[Instructions for the task]:
In the lines starting at the one containing "248, 973, 260]" and ending at the one containing "100, 986, 115]", replace "gear-icon" with "settings-icon" and give those lines again with everything else unchanged.

[Element location listings]
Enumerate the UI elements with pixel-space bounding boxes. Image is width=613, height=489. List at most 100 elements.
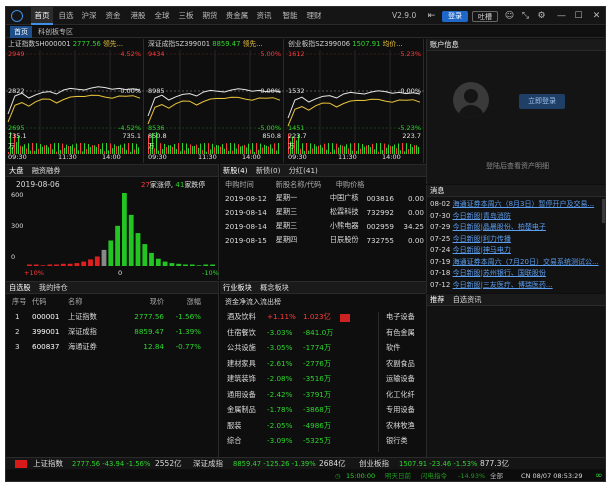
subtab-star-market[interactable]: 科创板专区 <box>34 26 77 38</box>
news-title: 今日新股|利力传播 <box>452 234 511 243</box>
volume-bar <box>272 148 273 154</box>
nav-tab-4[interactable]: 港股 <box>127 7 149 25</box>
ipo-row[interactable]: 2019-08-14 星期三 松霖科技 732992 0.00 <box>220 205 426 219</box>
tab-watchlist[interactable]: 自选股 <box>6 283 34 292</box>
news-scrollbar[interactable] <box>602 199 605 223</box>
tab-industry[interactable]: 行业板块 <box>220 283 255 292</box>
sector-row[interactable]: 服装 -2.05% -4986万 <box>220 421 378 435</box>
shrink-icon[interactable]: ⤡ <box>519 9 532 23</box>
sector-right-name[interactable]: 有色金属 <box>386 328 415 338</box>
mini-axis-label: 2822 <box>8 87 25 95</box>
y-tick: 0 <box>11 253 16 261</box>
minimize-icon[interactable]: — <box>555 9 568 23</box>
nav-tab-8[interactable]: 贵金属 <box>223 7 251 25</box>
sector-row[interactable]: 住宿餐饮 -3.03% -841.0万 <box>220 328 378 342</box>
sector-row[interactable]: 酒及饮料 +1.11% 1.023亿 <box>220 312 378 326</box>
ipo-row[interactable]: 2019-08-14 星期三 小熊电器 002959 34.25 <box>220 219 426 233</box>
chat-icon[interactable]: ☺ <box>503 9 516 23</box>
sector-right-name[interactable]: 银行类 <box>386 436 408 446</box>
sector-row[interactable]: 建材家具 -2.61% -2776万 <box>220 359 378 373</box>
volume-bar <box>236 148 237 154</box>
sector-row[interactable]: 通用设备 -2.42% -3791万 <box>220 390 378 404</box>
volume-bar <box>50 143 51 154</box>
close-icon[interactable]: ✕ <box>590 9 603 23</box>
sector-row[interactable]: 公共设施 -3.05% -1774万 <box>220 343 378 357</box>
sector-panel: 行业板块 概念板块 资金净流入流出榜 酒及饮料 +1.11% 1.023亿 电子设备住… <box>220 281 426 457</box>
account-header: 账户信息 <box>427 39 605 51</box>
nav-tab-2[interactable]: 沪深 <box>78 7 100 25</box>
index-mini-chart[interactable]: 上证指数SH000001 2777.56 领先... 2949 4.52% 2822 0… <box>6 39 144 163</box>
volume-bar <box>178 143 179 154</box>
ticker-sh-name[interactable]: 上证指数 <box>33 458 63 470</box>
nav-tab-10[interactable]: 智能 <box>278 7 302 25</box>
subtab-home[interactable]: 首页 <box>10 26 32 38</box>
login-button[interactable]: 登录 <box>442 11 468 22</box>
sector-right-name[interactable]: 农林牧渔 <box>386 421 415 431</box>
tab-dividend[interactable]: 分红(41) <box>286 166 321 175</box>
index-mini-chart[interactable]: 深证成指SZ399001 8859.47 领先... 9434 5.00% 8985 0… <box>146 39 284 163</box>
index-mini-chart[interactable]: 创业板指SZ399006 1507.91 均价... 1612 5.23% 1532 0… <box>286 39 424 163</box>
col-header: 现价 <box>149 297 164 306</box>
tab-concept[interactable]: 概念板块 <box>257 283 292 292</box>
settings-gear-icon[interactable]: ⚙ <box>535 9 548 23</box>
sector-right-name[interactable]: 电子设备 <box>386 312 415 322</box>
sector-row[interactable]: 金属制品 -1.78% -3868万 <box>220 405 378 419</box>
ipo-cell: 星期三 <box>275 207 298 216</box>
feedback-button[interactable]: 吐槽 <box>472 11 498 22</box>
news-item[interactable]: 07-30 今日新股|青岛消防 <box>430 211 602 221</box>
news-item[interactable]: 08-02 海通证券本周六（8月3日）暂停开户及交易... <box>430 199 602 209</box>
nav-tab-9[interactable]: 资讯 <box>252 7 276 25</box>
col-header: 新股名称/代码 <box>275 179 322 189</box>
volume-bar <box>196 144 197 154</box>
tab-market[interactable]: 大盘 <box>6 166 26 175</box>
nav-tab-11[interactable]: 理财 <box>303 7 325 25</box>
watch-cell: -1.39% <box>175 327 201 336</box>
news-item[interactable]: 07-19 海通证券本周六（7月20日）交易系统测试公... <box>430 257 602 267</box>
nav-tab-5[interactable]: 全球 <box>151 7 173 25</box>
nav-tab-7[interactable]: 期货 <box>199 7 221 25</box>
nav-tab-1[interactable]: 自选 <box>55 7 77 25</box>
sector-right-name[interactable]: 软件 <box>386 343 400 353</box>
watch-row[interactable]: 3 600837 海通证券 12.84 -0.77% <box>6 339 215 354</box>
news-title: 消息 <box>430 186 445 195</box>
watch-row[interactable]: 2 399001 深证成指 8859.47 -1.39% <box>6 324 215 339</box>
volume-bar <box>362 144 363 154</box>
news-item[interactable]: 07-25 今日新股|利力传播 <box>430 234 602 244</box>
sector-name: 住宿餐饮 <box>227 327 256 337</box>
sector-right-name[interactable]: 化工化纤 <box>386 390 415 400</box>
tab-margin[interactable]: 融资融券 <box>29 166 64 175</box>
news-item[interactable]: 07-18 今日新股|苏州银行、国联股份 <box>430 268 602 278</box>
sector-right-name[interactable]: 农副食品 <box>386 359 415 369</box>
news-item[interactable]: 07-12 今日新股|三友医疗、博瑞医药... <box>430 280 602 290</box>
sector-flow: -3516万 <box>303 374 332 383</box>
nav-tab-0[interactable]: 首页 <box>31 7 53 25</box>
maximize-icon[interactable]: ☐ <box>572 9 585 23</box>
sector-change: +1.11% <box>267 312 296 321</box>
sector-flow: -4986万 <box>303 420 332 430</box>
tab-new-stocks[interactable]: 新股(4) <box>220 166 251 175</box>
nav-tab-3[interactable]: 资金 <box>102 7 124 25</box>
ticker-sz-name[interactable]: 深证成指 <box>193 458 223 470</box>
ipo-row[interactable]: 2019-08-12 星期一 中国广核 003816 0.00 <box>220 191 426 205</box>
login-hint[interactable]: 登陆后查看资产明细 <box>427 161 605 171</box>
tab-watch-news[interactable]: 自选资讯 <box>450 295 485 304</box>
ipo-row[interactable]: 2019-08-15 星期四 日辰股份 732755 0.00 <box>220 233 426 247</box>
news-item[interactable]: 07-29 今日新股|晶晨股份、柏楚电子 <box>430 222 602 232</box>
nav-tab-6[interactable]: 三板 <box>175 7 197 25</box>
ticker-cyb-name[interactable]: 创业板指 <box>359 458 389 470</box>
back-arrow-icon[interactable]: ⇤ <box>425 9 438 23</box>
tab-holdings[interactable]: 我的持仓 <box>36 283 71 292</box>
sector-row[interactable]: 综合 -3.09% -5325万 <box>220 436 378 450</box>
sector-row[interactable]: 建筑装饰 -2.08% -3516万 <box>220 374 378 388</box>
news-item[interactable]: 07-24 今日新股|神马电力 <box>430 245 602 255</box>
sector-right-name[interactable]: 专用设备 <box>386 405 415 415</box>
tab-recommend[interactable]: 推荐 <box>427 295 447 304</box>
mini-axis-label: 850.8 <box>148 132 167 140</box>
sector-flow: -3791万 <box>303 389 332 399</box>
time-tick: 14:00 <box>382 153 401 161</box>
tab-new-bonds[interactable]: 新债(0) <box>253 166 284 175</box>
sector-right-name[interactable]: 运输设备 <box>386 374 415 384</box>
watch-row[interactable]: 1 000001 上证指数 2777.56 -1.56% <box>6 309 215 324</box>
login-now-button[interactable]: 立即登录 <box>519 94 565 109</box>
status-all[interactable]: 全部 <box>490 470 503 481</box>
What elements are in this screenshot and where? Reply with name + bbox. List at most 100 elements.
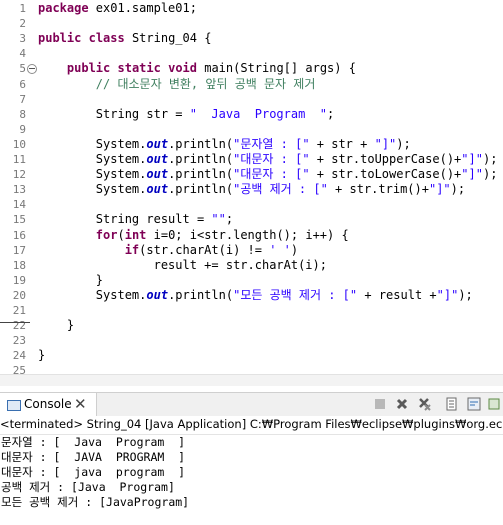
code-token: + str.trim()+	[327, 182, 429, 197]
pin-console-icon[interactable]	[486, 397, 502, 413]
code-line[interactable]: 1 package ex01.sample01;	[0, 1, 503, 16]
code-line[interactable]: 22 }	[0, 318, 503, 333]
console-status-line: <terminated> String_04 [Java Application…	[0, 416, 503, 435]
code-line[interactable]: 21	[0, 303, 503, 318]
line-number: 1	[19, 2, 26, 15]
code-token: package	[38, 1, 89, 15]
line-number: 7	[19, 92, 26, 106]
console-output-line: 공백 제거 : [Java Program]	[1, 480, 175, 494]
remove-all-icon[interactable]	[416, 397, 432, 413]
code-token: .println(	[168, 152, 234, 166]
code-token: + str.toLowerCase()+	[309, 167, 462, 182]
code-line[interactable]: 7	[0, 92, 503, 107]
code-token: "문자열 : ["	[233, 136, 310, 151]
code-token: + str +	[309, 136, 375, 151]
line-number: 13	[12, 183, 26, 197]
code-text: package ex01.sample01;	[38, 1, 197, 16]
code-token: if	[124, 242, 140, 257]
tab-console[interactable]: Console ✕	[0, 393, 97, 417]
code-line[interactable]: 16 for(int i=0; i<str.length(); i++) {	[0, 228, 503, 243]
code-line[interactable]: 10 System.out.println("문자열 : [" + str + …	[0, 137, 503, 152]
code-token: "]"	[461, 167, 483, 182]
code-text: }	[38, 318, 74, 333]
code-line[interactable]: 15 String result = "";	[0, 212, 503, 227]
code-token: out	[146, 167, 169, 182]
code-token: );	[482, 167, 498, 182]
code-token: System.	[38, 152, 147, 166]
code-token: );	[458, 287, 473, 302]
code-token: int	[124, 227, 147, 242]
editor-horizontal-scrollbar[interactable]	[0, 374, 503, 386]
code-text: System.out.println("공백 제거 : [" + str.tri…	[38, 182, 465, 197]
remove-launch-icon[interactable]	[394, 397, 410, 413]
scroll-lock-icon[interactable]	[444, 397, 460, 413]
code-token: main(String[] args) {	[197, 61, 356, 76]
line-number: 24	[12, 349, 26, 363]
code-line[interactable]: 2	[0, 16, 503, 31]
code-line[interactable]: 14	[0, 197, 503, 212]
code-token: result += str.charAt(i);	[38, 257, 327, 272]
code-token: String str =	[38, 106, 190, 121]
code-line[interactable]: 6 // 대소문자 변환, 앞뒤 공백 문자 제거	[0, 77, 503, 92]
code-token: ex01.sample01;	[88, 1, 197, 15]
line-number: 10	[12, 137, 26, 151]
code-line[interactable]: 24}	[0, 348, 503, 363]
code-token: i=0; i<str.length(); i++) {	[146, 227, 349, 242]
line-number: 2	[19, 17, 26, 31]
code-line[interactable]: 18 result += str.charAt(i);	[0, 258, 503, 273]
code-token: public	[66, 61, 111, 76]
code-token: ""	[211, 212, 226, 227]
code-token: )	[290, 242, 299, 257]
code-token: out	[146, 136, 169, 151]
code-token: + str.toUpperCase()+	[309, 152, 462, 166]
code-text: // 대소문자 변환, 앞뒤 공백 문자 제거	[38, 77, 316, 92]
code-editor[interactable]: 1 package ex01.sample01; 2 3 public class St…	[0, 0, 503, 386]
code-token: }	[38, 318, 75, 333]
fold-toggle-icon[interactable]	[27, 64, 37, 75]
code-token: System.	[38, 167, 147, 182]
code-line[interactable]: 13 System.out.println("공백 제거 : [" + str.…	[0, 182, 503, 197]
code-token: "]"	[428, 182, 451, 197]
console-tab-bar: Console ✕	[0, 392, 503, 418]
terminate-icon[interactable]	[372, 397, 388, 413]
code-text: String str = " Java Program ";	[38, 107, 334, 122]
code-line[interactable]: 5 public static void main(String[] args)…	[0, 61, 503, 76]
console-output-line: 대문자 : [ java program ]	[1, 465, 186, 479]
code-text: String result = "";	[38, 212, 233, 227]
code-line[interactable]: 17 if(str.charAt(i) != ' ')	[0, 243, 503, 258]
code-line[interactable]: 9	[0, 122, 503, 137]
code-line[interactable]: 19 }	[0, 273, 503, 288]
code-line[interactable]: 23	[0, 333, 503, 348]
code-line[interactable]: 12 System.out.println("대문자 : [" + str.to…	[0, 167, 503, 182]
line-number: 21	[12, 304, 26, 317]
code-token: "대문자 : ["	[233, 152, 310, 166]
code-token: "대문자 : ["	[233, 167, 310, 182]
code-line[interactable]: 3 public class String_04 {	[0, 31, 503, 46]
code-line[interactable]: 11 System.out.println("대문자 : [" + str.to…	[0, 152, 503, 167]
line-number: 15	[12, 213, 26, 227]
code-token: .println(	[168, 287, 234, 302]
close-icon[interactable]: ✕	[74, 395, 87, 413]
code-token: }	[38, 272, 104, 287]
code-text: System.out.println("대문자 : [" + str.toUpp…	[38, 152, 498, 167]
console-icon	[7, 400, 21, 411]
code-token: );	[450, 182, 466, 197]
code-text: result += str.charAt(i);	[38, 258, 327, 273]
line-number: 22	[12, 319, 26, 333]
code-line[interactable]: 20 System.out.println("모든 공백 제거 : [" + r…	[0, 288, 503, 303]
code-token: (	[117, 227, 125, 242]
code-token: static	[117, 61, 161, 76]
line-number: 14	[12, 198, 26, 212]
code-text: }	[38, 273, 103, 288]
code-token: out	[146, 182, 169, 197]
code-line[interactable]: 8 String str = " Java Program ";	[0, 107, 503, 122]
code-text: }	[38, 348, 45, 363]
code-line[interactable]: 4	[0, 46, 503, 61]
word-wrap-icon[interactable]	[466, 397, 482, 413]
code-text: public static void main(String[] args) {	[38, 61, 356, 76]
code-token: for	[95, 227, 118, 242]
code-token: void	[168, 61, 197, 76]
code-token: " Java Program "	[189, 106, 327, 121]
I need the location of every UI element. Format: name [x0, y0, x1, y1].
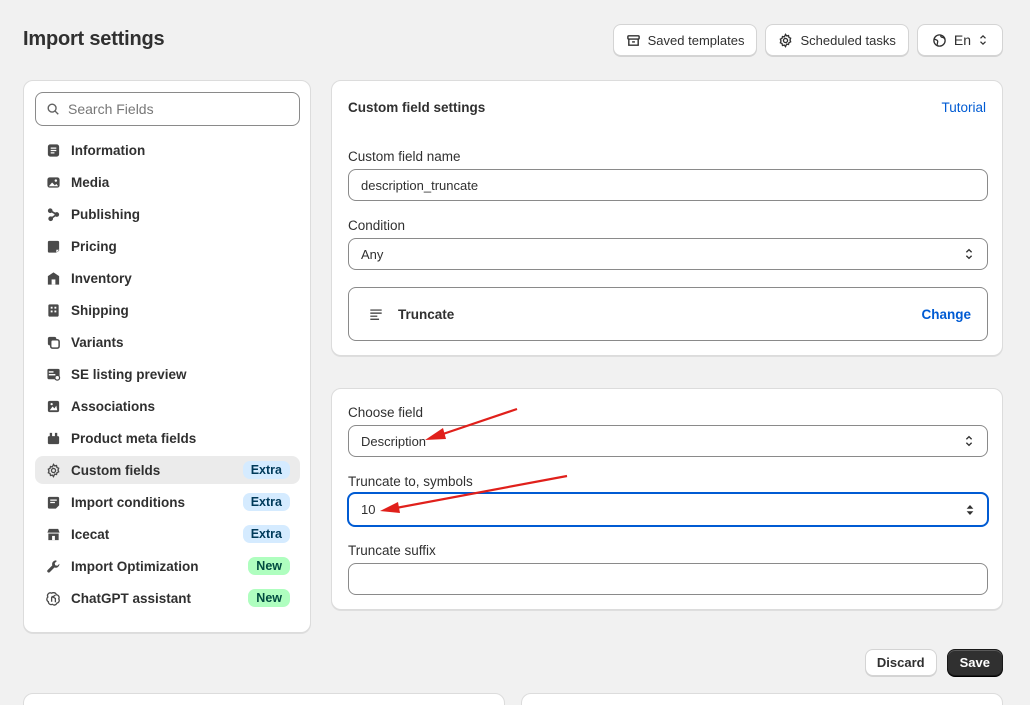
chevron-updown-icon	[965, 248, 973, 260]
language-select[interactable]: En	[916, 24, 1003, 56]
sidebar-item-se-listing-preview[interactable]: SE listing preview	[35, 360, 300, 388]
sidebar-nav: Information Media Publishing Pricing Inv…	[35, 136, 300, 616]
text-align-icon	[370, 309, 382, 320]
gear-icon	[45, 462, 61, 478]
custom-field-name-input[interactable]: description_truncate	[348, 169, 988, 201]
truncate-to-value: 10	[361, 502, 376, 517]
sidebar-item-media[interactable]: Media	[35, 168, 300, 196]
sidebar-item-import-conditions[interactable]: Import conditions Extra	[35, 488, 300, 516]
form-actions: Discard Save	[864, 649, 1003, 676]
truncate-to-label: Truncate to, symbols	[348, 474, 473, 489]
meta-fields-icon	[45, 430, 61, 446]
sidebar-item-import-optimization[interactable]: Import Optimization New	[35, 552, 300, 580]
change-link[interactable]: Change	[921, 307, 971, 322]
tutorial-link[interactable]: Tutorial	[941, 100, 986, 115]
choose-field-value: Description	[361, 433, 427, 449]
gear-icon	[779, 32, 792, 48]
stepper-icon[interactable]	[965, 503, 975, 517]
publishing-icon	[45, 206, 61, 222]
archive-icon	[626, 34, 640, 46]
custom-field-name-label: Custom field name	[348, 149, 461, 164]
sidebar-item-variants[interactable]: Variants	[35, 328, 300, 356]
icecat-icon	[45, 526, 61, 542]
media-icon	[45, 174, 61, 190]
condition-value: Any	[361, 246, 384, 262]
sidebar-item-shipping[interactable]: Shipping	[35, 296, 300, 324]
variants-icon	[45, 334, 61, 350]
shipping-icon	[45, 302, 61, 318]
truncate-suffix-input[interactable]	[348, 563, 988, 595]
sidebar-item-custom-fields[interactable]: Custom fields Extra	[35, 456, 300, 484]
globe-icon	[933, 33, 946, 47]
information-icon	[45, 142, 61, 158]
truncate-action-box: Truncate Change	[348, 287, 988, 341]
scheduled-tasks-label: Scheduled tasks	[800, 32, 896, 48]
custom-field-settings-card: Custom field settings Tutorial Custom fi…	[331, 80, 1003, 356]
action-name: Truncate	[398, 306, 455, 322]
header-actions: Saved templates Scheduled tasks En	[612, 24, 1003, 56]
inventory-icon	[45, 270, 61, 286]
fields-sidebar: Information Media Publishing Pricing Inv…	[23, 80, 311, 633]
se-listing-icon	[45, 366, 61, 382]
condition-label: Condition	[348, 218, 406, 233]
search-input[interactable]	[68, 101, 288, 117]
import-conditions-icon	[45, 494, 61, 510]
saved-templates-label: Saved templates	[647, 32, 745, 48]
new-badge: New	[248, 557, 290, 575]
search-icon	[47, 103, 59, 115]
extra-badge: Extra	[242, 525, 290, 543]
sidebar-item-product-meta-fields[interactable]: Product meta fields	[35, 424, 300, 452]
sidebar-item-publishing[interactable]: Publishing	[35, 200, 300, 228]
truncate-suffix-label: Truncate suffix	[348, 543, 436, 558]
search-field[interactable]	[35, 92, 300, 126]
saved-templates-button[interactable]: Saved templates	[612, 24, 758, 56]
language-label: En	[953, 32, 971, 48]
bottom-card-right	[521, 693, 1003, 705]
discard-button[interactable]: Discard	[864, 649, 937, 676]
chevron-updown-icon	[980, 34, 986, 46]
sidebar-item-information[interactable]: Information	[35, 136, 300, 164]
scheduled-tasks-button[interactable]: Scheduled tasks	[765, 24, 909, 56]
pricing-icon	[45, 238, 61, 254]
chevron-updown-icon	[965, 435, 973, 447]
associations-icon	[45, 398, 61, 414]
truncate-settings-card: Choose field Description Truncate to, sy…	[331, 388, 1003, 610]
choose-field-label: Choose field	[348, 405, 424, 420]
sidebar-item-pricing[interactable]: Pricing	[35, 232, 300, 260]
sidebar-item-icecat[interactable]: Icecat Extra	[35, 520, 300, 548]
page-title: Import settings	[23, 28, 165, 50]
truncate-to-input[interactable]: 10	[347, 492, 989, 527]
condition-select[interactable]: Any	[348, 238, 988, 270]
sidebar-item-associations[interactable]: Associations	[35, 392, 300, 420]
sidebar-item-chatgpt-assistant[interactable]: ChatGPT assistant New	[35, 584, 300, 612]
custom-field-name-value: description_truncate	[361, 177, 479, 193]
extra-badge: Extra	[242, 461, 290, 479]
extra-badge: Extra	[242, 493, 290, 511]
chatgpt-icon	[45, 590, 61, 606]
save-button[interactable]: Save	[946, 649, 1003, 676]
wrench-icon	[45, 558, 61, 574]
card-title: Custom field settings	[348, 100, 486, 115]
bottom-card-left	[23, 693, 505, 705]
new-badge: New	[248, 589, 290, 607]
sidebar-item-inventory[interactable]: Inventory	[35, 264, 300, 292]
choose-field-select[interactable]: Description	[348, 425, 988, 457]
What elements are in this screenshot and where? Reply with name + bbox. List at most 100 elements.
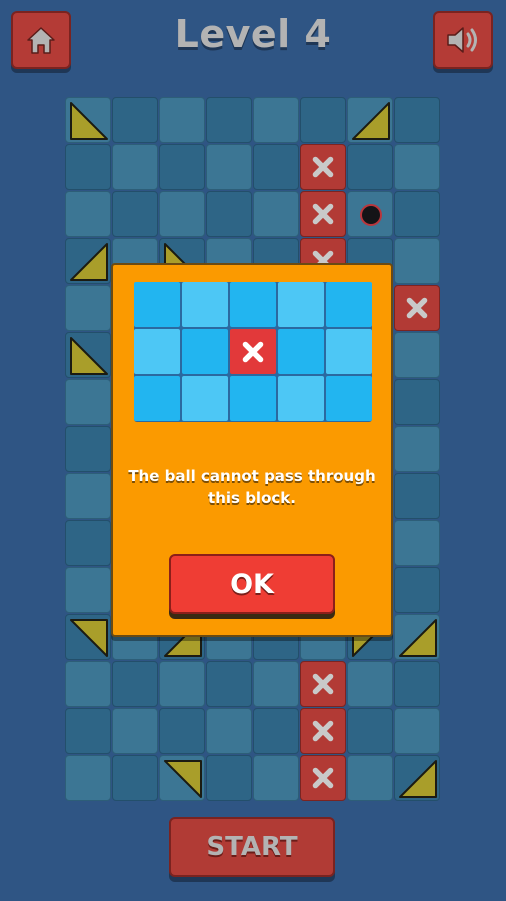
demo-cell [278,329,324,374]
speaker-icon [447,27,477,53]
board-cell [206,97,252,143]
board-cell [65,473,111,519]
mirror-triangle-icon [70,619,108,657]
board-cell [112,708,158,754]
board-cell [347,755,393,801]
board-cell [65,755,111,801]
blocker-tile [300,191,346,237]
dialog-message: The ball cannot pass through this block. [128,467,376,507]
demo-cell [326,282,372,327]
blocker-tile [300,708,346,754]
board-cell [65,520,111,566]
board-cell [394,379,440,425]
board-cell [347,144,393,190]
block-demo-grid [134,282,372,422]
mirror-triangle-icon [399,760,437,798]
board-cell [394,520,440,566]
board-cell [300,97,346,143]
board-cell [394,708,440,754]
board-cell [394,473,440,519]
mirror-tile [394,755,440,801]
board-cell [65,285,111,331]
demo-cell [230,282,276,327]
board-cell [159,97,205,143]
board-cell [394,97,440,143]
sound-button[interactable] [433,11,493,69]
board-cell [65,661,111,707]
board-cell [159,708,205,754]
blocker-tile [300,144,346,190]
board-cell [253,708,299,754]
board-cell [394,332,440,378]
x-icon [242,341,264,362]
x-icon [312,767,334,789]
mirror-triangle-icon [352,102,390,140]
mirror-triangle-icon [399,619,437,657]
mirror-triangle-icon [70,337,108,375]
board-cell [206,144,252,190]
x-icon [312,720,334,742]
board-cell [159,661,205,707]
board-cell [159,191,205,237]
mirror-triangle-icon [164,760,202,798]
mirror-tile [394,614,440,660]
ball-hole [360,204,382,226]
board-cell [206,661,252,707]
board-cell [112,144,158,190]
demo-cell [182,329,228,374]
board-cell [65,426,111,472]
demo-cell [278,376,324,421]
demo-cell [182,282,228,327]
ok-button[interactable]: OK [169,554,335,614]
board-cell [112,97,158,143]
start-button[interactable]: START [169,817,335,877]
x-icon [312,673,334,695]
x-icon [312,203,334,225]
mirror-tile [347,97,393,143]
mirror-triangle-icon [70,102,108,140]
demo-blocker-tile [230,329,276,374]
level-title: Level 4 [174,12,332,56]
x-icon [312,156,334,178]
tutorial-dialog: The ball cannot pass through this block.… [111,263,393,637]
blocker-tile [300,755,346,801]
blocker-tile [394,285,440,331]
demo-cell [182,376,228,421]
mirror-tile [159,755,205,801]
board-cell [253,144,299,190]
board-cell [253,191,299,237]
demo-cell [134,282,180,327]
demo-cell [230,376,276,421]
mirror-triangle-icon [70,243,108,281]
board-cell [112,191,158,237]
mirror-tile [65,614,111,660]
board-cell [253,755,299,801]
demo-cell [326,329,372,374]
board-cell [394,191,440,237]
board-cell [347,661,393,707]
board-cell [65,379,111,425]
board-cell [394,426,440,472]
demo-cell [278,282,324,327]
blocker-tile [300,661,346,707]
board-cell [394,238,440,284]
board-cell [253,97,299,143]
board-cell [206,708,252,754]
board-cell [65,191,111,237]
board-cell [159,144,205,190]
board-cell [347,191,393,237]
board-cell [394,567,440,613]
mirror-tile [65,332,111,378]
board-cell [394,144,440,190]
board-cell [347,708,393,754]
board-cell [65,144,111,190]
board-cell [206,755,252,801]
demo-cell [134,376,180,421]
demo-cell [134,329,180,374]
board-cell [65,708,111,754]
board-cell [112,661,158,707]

[Response below]:
chevron-updown-icon	[965, 248, 973, 260]
language-select[interactable]: En	[916, 24, 1003, 56]
sidebar-item-se-listing-preview[interactable]: SE listing preview	[35, 360, 300, 388]
sidebar-nav: Information Media Publishing Pricing Inv…	[35, 136, 300, 616]
text-align-icon	[370, 309, 382, 320]
settings-icon	[45, 462, 61, 478]
custom-field-name-input[interactable]: description_truncate	[348, 169, 988, 201]
truncate-to-value: 10	[361, 502, 376, 517]
sidebar-item-media[interactable]: Media	[35, 168, 300, 196]
sidebar-item-import-conditions[interactable]: Import conditions Extra	[35, 488, 300, 516]
form-actions: Discard Save	[864, 649, 1003, 676]
truncate-to-label: Truncate to, symbols	[348, 474, 473, 489]
meta-fields-icon	[45, 430, 61, 446]
sidebar-item-import-optimization[interactable]: Import Optimization New	[35, 552, 300, 580]
change-link[interactable]: Change	[921, 307, 971, 322]
tutorial-link[interactable]: Tutorial	[941, 100, 986, 115]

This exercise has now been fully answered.